== WRITTEN EXERCISE ==
Which lines contain the string "Fernández"? Please list every one of them.
- - - -
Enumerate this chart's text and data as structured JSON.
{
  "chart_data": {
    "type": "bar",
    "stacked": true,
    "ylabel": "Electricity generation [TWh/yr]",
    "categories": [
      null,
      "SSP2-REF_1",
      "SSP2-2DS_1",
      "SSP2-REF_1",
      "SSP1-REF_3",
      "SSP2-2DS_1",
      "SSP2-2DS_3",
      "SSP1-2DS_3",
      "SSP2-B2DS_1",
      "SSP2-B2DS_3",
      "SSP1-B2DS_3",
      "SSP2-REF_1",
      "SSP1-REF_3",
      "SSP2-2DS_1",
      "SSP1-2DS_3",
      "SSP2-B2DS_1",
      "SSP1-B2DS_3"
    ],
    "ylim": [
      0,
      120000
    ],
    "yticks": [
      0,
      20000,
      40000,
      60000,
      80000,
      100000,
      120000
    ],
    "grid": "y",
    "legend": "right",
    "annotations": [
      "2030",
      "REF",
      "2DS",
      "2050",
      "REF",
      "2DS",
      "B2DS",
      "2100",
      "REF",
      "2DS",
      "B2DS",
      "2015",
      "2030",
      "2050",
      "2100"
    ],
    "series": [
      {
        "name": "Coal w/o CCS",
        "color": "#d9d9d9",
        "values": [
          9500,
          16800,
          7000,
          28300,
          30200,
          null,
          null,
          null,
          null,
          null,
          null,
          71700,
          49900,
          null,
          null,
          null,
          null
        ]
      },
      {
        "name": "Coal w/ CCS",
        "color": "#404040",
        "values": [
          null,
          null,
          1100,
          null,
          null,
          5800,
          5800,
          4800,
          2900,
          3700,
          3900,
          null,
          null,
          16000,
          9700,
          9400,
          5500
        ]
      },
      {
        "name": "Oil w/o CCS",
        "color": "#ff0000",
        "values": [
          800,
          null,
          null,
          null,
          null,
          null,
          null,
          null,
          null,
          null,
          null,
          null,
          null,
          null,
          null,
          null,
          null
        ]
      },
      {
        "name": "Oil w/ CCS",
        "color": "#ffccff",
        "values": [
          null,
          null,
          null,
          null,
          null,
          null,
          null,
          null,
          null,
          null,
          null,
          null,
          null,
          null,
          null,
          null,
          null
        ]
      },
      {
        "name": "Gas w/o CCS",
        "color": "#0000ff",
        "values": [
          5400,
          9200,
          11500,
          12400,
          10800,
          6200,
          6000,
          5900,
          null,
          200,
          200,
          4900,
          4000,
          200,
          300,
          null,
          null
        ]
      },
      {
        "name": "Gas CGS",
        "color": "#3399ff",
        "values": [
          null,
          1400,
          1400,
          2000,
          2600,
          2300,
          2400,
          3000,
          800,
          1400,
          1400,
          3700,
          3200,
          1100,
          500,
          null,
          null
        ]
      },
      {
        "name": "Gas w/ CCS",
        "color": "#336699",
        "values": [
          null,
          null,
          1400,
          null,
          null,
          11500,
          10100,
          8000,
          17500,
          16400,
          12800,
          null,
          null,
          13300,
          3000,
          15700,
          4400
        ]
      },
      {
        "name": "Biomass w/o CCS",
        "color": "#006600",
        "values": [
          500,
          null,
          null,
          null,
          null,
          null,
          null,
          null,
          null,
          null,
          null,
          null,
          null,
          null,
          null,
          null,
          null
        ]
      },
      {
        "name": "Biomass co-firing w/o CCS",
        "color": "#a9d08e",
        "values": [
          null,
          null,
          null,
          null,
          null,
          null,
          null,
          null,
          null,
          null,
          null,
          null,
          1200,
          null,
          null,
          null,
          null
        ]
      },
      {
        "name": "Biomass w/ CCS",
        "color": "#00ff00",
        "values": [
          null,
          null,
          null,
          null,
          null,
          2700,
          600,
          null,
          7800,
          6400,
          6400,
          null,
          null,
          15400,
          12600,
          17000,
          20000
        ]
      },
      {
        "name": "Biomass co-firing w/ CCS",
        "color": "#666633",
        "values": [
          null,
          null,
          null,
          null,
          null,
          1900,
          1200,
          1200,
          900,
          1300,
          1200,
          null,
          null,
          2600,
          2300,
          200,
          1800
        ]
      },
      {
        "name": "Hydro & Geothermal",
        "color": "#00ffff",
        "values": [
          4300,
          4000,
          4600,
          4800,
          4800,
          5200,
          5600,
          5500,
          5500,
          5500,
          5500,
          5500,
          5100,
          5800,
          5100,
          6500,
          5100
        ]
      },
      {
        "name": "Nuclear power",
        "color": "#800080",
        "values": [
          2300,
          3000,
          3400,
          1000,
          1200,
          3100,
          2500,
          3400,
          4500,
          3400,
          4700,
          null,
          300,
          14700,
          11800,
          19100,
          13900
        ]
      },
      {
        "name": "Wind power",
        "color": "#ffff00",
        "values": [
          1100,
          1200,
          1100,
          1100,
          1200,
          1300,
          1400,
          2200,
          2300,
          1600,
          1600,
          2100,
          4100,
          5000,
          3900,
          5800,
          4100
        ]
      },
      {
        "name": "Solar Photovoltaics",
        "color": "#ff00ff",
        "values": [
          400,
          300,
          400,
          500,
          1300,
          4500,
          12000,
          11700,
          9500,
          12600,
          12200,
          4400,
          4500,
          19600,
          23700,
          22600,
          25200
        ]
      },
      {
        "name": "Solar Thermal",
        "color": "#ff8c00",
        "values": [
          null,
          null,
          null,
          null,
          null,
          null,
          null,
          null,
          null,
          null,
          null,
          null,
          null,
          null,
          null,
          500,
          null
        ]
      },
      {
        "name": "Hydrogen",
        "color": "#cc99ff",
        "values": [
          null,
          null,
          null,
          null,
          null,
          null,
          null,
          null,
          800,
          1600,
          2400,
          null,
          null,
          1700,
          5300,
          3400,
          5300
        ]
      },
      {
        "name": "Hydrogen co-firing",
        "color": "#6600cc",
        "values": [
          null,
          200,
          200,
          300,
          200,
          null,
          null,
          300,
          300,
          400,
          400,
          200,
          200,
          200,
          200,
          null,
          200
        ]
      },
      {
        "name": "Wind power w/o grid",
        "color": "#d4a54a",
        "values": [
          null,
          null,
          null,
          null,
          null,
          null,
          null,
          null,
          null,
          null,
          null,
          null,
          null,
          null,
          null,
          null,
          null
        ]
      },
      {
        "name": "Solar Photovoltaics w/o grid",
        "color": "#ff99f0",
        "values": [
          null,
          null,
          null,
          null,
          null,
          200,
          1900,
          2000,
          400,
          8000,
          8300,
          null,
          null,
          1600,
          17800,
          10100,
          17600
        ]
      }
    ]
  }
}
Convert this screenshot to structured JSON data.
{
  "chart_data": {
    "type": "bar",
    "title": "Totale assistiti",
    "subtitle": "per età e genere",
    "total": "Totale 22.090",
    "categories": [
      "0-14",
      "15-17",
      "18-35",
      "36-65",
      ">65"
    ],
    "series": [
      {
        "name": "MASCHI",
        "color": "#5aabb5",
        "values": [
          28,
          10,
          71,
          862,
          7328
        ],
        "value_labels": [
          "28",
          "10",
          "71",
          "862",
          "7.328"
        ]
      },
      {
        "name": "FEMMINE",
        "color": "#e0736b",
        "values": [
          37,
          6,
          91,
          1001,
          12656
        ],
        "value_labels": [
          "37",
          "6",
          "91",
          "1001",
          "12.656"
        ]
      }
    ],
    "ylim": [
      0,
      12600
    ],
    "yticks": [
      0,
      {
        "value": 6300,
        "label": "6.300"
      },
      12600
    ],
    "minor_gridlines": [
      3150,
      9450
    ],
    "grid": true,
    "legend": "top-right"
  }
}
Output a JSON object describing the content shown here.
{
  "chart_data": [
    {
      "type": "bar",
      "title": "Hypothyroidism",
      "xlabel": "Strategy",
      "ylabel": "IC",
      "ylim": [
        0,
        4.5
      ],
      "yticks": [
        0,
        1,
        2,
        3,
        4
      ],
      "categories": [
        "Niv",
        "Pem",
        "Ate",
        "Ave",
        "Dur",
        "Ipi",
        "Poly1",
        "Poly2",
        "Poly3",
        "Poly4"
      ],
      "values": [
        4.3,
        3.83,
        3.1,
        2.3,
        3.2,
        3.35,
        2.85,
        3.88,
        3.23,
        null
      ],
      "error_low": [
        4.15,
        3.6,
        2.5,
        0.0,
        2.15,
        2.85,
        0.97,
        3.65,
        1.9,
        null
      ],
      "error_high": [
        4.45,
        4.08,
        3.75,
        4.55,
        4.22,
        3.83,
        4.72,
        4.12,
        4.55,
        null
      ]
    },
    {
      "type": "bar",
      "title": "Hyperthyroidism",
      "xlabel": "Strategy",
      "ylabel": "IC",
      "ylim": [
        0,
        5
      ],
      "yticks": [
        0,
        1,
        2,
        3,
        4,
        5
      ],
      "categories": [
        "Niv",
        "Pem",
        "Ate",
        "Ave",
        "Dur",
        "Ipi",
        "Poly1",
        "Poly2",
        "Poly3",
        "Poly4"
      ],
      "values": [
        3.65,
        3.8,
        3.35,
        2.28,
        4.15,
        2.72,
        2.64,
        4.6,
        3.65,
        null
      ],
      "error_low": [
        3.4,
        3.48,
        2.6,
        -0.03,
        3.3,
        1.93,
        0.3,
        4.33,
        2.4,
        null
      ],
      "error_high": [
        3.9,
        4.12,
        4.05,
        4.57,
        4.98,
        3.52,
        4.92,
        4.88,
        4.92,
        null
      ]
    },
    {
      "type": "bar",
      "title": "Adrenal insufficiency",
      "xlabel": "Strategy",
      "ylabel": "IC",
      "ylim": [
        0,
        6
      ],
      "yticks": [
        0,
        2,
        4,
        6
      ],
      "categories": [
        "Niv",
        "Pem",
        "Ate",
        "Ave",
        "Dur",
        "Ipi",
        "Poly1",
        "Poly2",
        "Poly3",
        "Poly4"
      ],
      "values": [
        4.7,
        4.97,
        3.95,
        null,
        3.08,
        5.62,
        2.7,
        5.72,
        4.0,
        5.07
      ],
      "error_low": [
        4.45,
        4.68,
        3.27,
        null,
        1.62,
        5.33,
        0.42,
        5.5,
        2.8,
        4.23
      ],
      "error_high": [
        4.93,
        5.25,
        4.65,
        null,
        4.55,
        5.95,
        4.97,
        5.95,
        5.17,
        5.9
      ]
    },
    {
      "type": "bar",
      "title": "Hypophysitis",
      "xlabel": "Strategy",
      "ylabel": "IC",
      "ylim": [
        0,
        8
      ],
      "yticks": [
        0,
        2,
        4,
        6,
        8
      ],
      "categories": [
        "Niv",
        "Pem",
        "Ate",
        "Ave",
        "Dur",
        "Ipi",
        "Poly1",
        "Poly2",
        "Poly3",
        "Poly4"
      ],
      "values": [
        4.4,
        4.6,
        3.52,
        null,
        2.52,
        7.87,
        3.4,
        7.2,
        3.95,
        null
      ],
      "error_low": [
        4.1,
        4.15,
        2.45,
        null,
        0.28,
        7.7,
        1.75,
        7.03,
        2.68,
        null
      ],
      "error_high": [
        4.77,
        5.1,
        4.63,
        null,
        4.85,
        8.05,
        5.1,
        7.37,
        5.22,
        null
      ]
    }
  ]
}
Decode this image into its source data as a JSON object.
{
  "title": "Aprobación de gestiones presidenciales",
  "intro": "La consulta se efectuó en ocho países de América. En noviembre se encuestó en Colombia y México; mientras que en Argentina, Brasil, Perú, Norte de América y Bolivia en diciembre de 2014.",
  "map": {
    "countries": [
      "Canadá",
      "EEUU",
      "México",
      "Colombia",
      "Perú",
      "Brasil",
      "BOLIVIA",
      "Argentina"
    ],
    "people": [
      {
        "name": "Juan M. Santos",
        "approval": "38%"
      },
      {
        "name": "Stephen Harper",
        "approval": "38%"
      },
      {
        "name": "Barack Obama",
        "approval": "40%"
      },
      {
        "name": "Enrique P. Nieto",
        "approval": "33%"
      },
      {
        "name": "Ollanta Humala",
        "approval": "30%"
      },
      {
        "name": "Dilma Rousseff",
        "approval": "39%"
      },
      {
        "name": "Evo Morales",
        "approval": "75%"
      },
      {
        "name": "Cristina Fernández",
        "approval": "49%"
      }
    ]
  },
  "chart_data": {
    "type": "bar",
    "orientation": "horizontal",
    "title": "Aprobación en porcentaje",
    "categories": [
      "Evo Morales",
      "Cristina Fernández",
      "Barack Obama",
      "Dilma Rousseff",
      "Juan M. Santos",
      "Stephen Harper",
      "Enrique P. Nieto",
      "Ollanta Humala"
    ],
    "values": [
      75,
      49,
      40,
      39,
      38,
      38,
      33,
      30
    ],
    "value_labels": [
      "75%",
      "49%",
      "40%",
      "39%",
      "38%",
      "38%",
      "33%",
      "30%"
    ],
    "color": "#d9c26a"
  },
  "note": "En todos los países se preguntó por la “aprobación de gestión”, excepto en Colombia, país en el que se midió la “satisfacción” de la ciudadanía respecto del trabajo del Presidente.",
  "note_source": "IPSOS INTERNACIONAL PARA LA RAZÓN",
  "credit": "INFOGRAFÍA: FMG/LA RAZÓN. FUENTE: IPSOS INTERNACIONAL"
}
- - - -
== PROBLEM SOLUTION ==
        "name": "Cristina Fernández",
      "Cristina Fernández",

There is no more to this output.